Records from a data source
────────

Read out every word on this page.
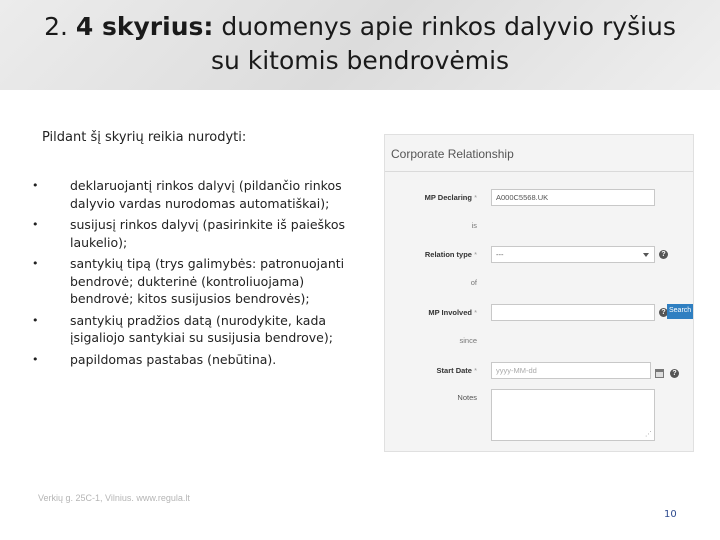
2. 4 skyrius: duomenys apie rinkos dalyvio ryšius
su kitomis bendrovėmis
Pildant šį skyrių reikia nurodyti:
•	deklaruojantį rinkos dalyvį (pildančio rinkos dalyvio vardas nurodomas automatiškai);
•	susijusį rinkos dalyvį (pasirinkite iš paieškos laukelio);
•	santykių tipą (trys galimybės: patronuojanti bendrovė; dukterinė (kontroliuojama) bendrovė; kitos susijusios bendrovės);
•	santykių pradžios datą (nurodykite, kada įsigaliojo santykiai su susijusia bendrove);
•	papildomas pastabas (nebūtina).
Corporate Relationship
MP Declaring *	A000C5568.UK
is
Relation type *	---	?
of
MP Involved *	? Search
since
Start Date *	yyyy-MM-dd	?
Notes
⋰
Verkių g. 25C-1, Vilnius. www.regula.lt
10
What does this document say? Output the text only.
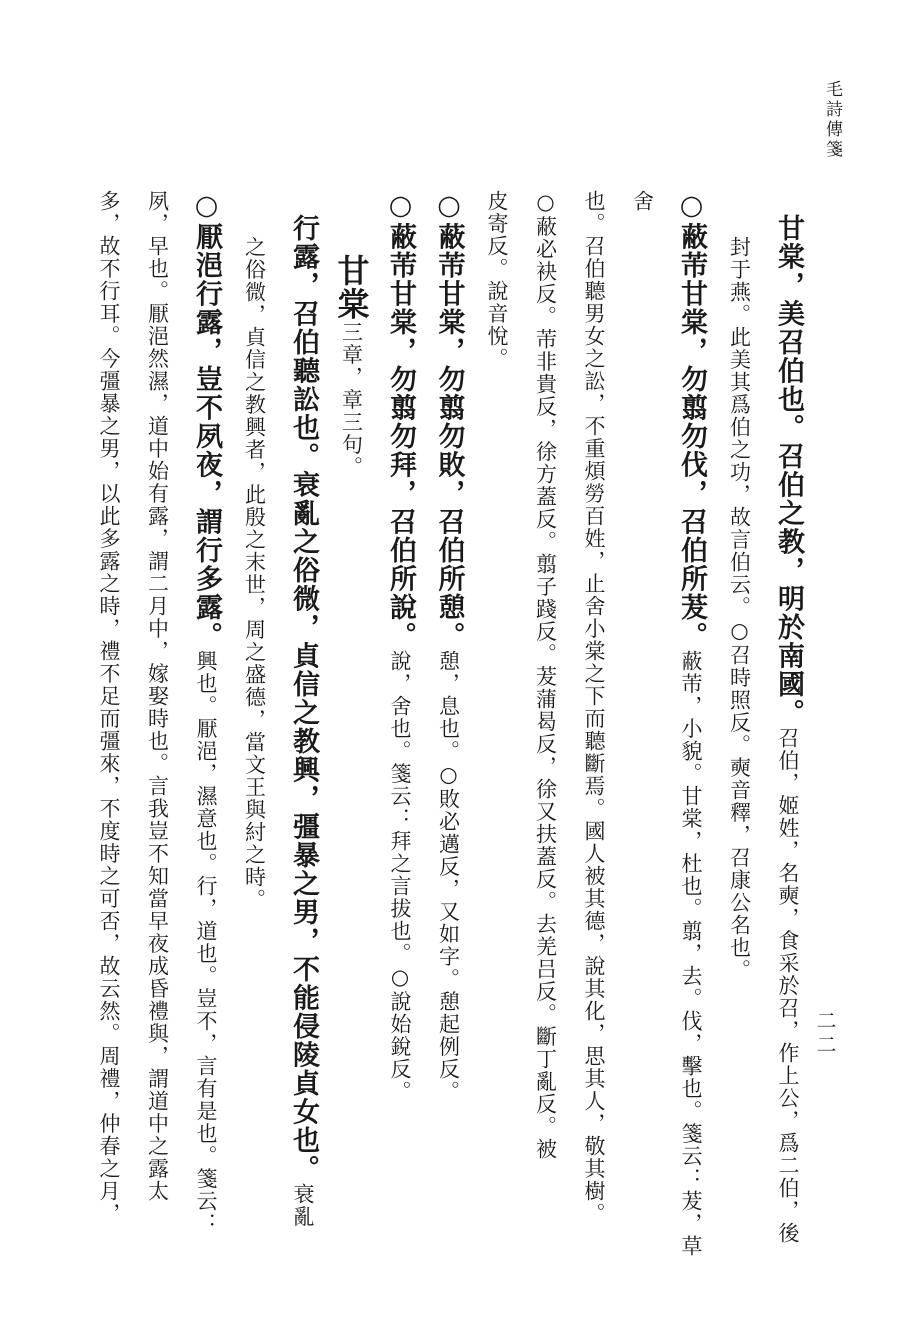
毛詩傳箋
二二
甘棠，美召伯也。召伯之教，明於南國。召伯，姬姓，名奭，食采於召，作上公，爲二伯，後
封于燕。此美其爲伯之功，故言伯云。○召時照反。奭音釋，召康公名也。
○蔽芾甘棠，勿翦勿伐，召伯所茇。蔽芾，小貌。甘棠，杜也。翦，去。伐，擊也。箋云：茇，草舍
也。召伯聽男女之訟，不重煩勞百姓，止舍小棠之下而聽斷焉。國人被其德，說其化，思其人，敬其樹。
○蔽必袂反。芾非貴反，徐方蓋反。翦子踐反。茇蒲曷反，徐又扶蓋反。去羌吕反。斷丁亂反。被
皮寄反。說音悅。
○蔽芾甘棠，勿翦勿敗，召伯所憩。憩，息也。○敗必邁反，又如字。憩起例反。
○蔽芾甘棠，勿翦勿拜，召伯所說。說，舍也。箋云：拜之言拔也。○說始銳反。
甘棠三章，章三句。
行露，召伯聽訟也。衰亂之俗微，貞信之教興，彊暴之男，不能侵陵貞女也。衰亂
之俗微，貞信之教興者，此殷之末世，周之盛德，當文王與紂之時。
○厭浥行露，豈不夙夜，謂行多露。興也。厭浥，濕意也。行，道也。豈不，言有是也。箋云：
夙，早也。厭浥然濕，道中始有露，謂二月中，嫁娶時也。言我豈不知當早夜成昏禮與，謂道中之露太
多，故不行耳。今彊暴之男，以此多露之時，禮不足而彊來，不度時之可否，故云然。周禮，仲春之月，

────────

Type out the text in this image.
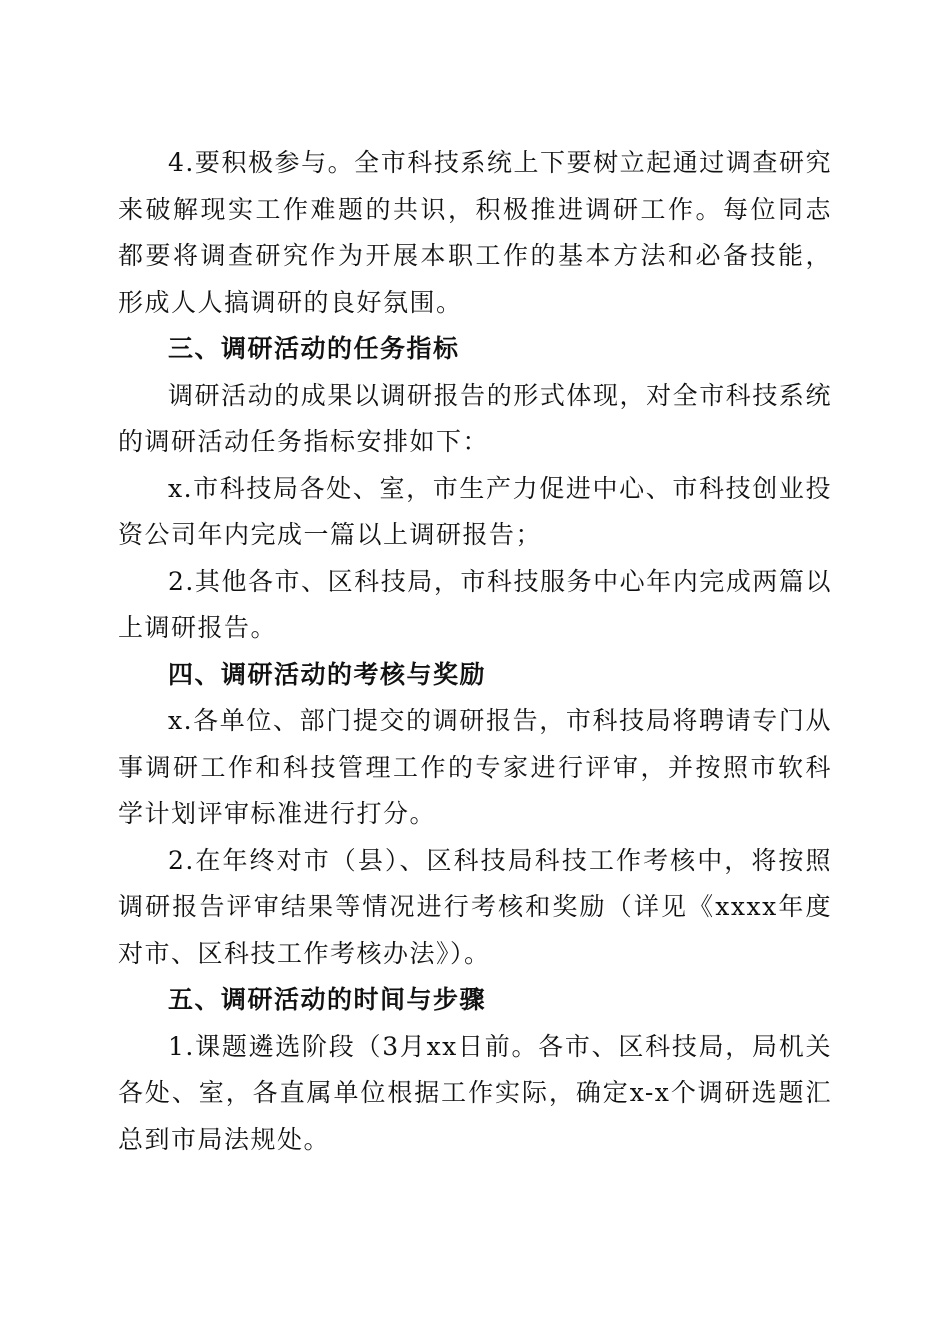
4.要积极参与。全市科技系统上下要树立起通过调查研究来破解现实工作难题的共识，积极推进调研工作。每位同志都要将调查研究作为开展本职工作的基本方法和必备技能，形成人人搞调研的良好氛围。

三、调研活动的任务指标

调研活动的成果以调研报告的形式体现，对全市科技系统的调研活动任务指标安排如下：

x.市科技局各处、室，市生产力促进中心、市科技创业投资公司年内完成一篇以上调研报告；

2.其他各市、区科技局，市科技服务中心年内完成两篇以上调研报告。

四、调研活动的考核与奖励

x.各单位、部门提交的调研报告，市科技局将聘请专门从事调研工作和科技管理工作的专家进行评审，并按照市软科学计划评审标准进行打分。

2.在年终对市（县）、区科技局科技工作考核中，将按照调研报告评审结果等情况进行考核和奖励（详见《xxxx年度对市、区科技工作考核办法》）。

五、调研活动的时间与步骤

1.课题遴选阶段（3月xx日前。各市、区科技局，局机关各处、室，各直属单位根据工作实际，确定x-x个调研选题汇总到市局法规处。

────────

Given problem: Show every line that contains the word "text".

Correct answer:
What does this document say? Output the text only.
Type out the text in this image.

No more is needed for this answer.